> **PAGE TEXT**

########

How LangChain implements agent behavior

In LangChain, an agent combines a language model, a set of tool definitions, a prompt template that includes tool descriptions and the reasoning format, and an executor loop that processes model outputs and runs tool calls. The framework provides standard tool interfaces so that tools built for one agent can be reused in others, and standardized output parsers that extract tool call instructions from model completions. LangChain supports several reasoning patterns including ReAct (reason and act), which interleaves reasoning steps and tool calls in a single context, and OpenAI function-calling format, which uses the model's native tool-use capability.

Built-in tools and toolkits

LangChain ships with a library of pre-built tools and toolkits covering web search, database queries, code execution, file system access, and integrations with common external services. Toolkits group related tools — for example, a SQL database toolkit includes tools for listing tables, describing schemas, and executing queries. Pre-built tools reduce the development work for common agent capabilities, though they may not match all production requirements and often need to be replaced with custom implementations for specific system integrations.

########

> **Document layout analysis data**
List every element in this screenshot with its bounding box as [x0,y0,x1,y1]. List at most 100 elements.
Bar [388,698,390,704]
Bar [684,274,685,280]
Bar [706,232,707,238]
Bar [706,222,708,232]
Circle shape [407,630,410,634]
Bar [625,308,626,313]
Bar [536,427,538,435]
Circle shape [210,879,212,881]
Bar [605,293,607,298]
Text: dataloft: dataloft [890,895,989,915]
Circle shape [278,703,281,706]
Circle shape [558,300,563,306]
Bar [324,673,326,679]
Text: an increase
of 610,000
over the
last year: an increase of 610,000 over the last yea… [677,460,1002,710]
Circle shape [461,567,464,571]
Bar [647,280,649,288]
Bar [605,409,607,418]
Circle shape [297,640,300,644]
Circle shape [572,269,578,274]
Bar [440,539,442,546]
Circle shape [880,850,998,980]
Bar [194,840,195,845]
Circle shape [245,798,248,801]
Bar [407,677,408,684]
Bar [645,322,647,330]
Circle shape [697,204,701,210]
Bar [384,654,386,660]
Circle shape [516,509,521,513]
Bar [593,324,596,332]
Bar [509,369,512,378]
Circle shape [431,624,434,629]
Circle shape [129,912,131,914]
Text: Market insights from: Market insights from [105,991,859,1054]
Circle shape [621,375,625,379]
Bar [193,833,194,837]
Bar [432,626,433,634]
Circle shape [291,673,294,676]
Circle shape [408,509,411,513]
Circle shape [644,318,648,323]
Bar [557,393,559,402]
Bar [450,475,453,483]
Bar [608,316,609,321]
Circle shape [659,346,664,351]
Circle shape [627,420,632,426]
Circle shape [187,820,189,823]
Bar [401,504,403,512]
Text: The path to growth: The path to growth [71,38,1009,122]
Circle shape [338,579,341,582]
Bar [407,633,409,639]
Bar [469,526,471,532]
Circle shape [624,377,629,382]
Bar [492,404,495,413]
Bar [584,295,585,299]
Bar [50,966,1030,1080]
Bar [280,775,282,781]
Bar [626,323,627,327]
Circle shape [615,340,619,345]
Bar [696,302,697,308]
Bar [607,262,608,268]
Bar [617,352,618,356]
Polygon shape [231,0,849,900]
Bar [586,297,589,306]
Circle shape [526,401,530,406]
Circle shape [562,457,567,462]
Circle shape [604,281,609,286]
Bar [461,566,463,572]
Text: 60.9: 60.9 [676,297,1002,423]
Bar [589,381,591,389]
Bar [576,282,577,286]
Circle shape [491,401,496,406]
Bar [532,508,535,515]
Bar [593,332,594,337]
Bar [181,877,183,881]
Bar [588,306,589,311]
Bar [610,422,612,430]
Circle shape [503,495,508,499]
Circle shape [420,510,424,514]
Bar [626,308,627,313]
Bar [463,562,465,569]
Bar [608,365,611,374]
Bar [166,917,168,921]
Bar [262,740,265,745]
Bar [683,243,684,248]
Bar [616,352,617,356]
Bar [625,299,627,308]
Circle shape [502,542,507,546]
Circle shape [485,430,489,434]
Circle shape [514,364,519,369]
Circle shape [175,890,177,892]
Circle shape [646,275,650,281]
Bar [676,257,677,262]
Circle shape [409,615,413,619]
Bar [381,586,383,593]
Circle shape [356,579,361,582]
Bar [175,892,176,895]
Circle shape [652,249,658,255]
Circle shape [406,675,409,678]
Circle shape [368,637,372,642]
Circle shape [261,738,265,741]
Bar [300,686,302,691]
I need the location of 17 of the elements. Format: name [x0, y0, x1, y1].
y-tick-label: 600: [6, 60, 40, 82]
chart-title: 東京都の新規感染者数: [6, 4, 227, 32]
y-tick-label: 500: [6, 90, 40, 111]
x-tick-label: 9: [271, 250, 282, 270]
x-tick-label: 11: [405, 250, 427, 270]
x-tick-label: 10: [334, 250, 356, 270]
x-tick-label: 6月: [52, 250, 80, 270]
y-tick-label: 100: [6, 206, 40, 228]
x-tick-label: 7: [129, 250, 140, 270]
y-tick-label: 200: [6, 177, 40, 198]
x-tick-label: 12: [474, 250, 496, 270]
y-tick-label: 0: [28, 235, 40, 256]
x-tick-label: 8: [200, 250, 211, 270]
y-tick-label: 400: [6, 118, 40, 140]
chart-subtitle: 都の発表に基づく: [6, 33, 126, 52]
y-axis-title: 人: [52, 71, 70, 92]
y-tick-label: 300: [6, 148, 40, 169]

########

> **INSTRUCTIONS**
[a] Reproduce the section of the text on LangChain agents from "Built-in tools and" to "specific system integrations.".
[b] Answer these questions using the text on LangChain agents:
(i) Which reasoning pattern interleaves reasoning steps and tool calls in a single context?
(ii) What do the standardized output parsers extract from model completions?
(iii) What tools does the SQL database toolkit include?
[c] Extend the text on LangChain agents, starting after its final sentence.
These entries have no connection to the text on LangChain agents.

> **TASK RESULTS**
[a]
Built-in tools and toolkits

LangChain ships with a library of pre-built tools and toolkits covering web search, database queries, code execution, file system access, and integrations with common external services. Toolkits group related tools — for example, a SQL database toolkit includes tools for listing tables, describing schemas, and executing queries. Pre-built tools reduce the development work for common agent capabilities, though they may not match all production requirements and often need to be replaced with custom implementations for specific system integrations.

[b]
(i) ReAct (reason and act).
(ii) Tool call instructions.
(iii) Tools for listing tables, describing schemas, and executing queries.

[c]
When to use LangChain agents vs. alternatives

LangChain agents are well-suited to prototyping and to agents that can be built from the framework's existing tool library without significant customization. The framework's abstractions add overhead that becomes a constraint for agents requiring fine-grained control over the execution loop, custom retry logic, or tight latency requirements. For complex multi-agent coordination with state management across long-running workflows, LangGraph — which builds on LangChain with a graph-based execution model — provides better abstractions. Simple agents that require only a few tool calls and no complex state management often do not need a framework at all.